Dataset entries
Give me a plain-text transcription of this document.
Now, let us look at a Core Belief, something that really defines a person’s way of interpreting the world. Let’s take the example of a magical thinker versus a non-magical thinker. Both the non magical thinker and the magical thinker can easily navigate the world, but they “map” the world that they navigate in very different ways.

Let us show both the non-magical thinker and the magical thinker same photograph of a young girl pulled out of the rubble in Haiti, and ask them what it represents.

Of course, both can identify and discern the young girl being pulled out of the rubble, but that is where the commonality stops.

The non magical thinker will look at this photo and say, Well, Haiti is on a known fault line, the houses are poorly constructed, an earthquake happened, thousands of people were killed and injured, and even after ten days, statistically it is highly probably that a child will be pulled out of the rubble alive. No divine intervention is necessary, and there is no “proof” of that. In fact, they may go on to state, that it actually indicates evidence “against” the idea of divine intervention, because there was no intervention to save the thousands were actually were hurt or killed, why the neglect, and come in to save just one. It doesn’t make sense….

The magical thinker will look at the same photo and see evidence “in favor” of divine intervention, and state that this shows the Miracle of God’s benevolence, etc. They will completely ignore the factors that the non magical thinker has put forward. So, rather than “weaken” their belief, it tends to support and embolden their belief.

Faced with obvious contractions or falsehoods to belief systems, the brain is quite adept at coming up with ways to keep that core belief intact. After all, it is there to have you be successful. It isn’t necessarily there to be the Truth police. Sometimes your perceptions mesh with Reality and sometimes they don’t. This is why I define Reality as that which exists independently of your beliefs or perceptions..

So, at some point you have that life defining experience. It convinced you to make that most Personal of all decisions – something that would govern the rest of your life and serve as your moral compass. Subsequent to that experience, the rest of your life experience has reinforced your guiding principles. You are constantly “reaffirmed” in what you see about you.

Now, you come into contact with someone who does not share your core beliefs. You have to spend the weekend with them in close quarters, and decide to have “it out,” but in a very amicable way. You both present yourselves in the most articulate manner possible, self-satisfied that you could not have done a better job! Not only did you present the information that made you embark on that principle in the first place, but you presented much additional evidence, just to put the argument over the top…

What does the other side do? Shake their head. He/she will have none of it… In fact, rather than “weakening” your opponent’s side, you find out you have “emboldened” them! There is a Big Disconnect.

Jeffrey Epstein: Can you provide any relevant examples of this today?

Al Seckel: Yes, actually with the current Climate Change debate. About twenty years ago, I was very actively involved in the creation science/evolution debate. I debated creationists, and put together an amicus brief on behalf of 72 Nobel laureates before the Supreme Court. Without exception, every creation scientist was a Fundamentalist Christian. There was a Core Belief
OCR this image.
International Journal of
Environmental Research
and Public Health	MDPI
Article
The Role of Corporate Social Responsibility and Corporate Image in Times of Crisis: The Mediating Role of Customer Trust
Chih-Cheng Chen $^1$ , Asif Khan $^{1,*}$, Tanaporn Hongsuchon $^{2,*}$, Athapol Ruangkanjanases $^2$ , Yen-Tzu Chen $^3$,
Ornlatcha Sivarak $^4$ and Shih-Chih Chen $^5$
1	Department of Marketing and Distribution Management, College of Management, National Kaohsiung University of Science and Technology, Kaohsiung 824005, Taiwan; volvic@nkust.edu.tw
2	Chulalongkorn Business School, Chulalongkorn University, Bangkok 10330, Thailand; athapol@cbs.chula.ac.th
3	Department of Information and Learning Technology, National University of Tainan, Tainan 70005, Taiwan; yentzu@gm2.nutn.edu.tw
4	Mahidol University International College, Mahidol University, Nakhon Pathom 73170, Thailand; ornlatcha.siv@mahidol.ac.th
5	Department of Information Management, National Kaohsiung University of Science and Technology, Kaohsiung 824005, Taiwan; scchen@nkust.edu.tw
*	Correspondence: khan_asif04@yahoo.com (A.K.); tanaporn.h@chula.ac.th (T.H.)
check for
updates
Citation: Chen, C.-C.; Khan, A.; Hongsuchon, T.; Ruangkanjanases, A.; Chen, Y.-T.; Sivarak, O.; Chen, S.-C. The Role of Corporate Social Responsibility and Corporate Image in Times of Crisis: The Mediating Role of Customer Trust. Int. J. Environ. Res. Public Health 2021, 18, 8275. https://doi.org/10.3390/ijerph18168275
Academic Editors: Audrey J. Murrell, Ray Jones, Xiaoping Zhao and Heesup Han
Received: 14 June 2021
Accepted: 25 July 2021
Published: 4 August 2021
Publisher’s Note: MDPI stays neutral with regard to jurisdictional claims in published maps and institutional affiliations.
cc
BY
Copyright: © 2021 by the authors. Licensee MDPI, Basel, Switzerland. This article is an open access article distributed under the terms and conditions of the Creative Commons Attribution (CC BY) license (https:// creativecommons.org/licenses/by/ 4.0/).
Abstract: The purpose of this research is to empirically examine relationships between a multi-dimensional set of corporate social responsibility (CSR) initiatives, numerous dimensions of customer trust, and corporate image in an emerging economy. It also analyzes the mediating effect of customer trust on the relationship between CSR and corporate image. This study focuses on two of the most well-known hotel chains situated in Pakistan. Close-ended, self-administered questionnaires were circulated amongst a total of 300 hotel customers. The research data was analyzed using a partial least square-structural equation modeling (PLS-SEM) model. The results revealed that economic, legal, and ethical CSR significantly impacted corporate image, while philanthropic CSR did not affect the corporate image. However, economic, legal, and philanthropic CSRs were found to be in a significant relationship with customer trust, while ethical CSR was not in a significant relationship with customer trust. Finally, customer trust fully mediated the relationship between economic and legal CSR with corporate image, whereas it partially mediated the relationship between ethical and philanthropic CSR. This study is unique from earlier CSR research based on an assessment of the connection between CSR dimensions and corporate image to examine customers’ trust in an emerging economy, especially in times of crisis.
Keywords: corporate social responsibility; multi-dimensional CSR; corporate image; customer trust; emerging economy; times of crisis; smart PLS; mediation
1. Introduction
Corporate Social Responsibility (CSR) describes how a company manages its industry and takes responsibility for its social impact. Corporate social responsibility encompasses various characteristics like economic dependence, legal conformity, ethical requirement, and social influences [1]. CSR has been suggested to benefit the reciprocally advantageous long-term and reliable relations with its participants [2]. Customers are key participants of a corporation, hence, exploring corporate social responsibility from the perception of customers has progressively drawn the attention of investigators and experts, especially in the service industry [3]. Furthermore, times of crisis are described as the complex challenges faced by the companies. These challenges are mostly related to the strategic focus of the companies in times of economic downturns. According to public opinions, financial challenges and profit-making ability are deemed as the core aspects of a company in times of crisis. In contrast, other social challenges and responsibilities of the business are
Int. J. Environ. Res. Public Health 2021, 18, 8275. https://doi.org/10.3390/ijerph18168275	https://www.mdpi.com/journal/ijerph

▶ [Stated goal]: Return all of the data exactly as it reads.

▶ [Solution for this problem]:
Give me a plain-text transcription of this document.
Now, let us look at a Core Belief, something that really defines a person’s way of interpreting the world. Let’s take the example of a magical thinker versus a non-magical thinker. Both the non magical thinker and the magical thinker can easily navigate the world, but they “map” the world that they navigate in very different ways.

Let us show both the non-magical thinker and the magical thinker same photograph of a young girl pulled out of the rubble in Haiti, and ask them what it represents.

Of course, both can identify and discern the young girl being pulled out of the rubble, but that is where the commonality stops.

The non magical thinker will look at this photo and say, Well, Haiti is on a known fault line, the houses are poorly constructed, an earthquake happened, thousands of people were killed and injured, and even after ten days, statistically it is highly probably that a child will be pulled out of the rubble alive. No divine intervention is necessary, and there is no “proof” of that. In fact, they may go on to state, that it actually indicates evidence “against” the idea of divine intervention, because there was no intervention to save the thousands were actually were hurt or killed, why the neglect, and come in to save just one. It doesn’t make sense….

The magical thinker will look at the same photo and see evidence “in favor” of divine intervention, and state that this shows the Miracle of God’s benevolence, etc. They will completely ignore the factors that the non magical thinker has put forward. So, rather than “weaken” their belief, it tends to support and embolden their belief.

Faced with obvious contractions or falsehoods to belief systems, the brain is quite adept at coming up with ways to keep that core belief intact. After all, it is there to have you be successful. It isn’t necessarily there to be the Truth police. Sometimes your perceptions mesh with Reality and sometimes they don’t. This is why I define Reality as that which exists independently of your beliefs or perceptions..

So, at some point you have that life defining experience. It convinced you to make that most Personal of all decisions – something that would govern the rest of your life and serve as your moral compass. Subsequent to that experience, the rest of your life experience has reinforced your guiding principles. You are constantly “reaffirmed” in what you see about you.

Now, you come into contact with someone who does not share your core beliefs. You have to spend the weekend with them in close quarters, and decide to have “it out,” but in a very amicable way. You both present yourselves in the most articulate manner possible, self-satisfied that you could not have done a better job! Not only did you present the information that made you embark on that principle in the first place, but you presented much additional evidence, just to put the argument over the top…

What does the other side do? Shake their head. He/she will have none of it… In fact, rather than “weakening” your opponent’s side, you find out you have “emboldened” them! There is a Big Disconnect.

Jeffrey Epstein: Can you provide any relevant examples of this today?

Al Seckel: Yes, actually with the current Climate Change debate. About twenty years ago, I was very actively involved in the creation science/evolution debate. I debated creationists, and put together an amicus brief on behalf of 72 Nobel laureates before the Supreme Court. Without exception, every creation scientist was a Fundamentalist Christian. There was a Core Belief
OCR this image.
International Journal of
Environmental Research
and Public Health	MDPI
Article
The Role of Corporate Social Responsibility and Corporate Image in Times of Crisis: The Mediating Role of Customer Trust
Chih-Cheng Chen $^1$ , Asif Khan $^{1,*}$, Tanaporn Hongsuchon $^{2,*}$, Athapol Ruangkanjanases $^2$ , Yen-Tzu Chen $^3$,
Ornlatcha Sivarak $^4$ and Shih-Chih Chen $^5$
1	Department of Marketing and Distribution Management, College of Management, National Kaohsiung University of Science and Technology, Kaohsiung 824005, Taiwan; volvic@nkust.edu.tw
2	Chulalongkorn Business School, Chulalongkorn University, Bangkok 10330, Thailand; athapol@cbs.chula.ac.th
3	Department of Information and Learning Technology, National University of Tainan, Tainan 70005, Taiwan; yentzu@gm2.nutn.edu.tw
4	Mahidol University International College, Mahidol University, Nakhon Pathom 73170, Thailand; ornlatcha.siv@mahidol.ac.th
5	Department of Information Management, National Kaohsiung University of Science and Technology, Kaohsiung 824005, Taiwan; scchen@nkust.edu.tw
*	Correspondence: khan_asif04@yahoo.com (A.K.); tanaporn.h@chula.ac.th (T.H.)
check for
updates
Citation: Chen, C.-C.; Khan, A.; Hongsuchon, T.; Ruangkanjanases, A.; Chen, Y.-T.; Sivarak, O.; Chen, S.-C. The Role of Corporate Social Responsibility and Corporate Image in Times of Crisis: The Mediating Role of Customer Trust. Int. J. Environ. Res. Public Health 2021, 18, 8275. https://doi.org/10.3390/ijerph18168275
Academic Editors: Audrey J. Murrell, Ray Jones, Xiaoping Zhao and Heesup Han
Received: 14 June 2021
Accepted: 25 July 2021
Published: 4 August 2021
Publisher’s Note: MDPI stays neutral with regard to jurisdictional claims in published maps and institutional affiliations.
cc
BY
Copyright: © 2021 by the authors. Licensee MDPI, Basel, Switzerland. This article is an open access article distributed under the terms and conditions of the Creative Commons Attribution (CC BY) license (https:// creativecommons.org/licenses/by/ 4.0/).
Abstract: The purpose of this research is to empirically examine relationships between a multi-dimensional set of corporate social responsibility (CSR) initiatives, numerous dimensions of customer trust, and corporate image in an emerging economy. It also analyzes the mediating effect of customer trust on the relationship between CSR and corporate image. This study focuses on two of the most well-known hotel chains situated in Pakistan. Close-ended, self-administered questionnaires were circulated amongst a total of 300 hotel customers. The research data was analyzed using a partial least square-structural equation modeling (PLS-SEM) model. The results revealed that economic, legal, and ethical CSR significantly impacted corporate image, while philanthropic CSR did not affect the corporate image. However, economic, legal, and philanthropic CSRs were found to be in a significant relationship with customer trust, while ethical CSR was not in a significant relationship with customer trust. Finally, customer trust fully mediated the relationship between economic and legal CSR with corporate image, whereas it partially mediated the relationship between ethical and philanthropic CSR. This study is unique from earlier CSR research based on an assessment of the connection between CSR dimensions and corporate image to examine customers’ trust in an emerging economy, especially in times of crisis.
Keywords: corporate social responsibility; multi-dimensional CSR; corporate image; customer trust; emerging economy; times of crisis; smart PLS; mediation
1. Introduction
Corporate Social Responsibility (CSR) describes how a company manages its industry and takes responsibility for its social impact. Corporate social responsibility encompasses various characteristics like economic dependence, legal conformity, ethical requirement, and social influences [1]. CSR has been suggested to benefit the reciprocally advantageous long-term and reliable relations with its participants [2]. Customers are key participants of a corporation, hence, exploring corporate social responsibility from the perception of customers has progressively drawn the attention of investigators and experts, especially in the service industry [3]. Furthermore, times of crisis are described as the complex challenges faced by the companies. These challenges are mostly related to the strategic focus of the companies in times of economic downturns. According to public opinions, financial challenges and profit-making ability are deemed as the core aspects of a company in times of crisis. In contrast, other social challenges and responsibilities of the business are
Int. J. Environ. Res. Public Health 2021, 18, 8275. https://doi.org/10.3390/ijerph18168275	https://www.mdpi.com/journal/ijerph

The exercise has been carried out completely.